Which lines hold the word "协议版本"? Copy each of them.

-- Start SUPPLIED ENTRIES --

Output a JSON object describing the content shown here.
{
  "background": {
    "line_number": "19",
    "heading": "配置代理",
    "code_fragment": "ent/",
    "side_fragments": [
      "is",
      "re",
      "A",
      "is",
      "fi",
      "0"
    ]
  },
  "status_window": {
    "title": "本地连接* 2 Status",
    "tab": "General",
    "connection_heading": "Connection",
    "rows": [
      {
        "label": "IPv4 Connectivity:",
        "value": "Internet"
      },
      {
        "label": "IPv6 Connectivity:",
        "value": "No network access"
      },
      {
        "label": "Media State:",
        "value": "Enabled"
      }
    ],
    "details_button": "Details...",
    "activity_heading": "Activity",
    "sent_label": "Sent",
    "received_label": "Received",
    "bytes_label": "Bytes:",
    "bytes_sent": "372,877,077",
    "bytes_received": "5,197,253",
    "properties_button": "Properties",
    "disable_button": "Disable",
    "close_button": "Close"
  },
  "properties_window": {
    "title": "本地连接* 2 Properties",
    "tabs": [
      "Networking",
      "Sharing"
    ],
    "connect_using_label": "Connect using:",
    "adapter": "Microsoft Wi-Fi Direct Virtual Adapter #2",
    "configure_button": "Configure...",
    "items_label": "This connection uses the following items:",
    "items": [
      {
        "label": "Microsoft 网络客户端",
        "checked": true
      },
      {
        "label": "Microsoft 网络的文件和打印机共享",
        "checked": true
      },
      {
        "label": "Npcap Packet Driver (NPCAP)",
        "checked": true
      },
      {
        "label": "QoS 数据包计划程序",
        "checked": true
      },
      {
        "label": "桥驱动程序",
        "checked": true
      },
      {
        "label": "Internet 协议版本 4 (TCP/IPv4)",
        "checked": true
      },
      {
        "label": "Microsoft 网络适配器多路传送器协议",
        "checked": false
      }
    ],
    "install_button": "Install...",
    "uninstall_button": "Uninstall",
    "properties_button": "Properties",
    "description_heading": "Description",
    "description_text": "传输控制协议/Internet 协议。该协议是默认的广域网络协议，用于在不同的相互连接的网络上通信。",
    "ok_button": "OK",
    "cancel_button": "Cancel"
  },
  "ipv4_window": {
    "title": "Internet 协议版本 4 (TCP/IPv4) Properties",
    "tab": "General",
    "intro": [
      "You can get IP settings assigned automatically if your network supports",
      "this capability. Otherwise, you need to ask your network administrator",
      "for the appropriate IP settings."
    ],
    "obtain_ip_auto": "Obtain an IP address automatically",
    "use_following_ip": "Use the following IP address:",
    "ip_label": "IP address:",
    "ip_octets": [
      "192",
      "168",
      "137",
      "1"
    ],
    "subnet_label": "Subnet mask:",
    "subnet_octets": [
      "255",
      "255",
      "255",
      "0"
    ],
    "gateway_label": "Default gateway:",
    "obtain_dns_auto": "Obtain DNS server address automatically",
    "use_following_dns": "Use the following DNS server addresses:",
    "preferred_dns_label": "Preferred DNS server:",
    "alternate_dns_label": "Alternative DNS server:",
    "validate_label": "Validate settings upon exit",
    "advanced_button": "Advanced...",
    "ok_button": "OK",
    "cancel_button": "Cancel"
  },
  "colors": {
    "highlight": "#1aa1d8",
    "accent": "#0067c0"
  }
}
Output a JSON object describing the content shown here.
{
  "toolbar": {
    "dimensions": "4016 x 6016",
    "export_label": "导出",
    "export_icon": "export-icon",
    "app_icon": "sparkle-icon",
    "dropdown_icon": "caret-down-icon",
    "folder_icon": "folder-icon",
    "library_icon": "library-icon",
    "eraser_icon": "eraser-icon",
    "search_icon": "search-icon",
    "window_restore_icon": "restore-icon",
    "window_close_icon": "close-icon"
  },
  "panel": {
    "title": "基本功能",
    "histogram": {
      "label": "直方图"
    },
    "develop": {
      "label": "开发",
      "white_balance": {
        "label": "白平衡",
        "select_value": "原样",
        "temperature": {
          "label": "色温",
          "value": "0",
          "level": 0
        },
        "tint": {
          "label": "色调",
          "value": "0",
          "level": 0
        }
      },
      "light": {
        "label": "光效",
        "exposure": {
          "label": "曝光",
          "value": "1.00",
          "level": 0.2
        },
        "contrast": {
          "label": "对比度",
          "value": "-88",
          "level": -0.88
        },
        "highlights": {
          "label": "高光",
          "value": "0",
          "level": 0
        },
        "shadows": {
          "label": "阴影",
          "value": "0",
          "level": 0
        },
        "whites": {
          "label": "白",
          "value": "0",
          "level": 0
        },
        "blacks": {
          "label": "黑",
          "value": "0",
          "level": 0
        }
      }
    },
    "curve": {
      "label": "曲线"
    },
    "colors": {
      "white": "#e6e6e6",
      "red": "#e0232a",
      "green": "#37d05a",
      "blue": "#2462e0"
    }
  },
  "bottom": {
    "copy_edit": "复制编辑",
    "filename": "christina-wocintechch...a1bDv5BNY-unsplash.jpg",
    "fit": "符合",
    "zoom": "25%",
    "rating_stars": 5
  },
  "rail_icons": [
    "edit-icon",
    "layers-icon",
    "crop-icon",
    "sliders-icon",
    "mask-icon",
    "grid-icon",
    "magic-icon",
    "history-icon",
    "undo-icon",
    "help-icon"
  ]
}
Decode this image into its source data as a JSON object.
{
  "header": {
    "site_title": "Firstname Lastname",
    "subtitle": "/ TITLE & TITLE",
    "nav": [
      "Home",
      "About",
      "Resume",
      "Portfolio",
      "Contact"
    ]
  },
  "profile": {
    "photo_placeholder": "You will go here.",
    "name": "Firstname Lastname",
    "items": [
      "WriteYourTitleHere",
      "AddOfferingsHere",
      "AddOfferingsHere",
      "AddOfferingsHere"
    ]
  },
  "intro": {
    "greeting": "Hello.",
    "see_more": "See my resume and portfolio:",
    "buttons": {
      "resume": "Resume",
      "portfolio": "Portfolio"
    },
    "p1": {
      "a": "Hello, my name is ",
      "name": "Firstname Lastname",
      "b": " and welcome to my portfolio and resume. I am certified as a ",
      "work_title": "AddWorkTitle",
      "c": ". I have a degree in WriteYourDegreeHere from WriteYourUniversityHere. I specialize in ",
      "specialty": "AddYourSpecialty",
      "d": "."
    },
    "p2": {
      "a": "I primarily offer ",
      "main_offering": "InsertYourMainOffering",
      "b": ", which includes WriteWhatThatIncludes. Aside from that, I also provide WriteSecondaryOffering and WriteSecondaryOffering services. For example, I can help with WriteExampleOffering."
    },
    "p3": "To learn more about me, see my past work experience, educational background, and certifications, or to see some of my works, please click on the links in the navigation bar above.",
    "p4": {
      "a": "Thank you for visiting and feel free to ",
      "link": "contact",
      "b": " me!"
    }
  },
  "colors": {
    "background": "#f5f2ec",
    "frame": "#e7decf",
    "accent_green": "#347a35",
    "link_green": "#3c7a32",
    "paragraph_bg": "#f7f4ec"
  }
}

-- End SUPPLIED ENTRIES --

→ ANSWER TO THE EXERCISE:
        "label": "Internet 协议版本 4 (TCP/IPv4)",
    "title": "Internet 协议版本 4 (TCP/IPv4) Properties",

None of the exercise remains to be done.